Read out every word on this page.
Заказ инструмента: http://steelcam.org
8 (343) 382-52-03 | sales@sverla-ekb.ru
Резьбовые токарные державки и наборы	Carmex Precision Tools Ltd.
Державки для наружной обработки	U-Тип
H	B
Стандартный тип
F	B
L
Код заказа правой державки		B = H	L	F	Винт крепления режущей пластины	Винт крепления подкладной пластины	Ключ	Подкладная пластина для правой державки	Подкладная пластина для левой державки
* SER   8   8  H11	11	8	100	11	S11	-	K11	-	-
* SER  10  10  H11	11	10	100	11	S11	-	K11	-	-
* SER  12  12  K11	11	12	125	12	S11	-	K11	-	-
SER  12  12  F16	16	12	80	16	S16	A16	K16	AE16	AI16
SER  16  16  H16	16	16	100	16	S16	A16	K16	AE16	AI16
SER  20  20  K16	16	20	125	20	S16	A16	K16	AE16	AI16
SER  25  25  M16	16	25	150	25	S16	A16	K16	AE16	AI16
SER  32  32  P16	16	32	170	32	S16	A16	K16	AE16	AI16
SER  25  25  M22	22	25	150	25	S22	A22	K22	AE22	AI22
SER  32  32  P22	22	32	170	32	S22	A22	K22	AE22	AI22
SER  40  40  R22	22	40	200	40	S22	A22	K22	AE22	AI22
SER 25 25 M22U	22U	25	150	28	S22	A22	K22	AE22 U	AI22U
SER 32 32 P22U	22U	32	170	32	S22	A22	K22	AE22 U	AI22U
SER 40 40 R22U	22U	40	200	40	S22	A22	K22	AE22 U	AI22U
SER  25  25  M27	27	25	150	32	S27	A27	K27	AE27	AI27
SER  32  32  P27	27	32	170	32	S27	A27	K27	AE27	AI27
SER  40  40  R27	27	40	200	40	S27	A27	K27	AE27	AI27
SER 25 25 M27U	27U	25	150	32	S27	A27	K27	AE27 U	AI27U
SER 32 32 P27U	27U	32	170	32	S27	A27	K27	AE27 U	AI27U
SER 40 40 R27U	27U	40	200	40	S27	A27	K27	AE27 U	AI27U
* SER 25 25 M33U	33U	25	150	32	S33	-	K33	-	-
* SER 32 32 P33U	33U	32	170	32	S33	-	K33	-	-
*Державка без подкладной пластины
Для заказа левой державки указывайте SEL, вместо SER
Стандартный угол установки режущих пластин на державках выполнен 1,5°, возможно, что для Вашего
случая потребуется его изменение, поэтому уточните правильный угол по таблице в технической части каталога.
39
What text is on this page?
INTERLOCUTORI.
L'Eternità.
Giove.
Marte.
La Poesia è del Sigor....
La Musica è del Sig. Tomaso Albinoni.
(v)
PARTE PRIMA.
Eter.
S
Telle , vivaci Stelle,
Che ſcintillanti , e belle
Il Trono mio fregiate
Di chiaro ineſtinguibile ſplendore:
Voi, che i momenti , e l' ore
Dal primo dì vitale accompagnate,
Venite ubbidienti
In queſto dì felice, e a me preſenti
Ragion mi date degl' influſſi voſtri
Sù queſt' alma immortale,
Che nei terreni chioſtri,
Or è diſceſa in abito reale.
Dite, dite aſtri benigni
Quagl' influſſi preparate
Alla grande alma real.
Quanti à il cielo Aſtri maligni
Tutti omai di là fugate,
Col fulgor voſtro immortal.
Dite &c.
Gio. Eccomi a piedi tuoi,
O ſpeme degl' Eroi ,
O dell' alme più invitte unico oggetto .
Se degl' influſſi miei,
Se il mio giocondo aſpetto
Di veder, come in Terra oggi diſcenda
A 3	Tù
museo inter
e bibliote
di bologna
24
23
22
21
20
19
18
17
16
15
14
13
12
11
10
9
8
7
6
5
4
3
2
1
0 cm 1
=====
Each line with the string "заказа" in it needs to be found and copied.

◆ **Full answer**
Код заказа правой державки		B = H	L	F	Винт крепления режущей пластины	Винт крепления подкладной пластины	Ключ	Подкладная пластина для правой державки	Подкладная пластина для левой державки
Для заказа левой державки указывайте SEL, вместо SER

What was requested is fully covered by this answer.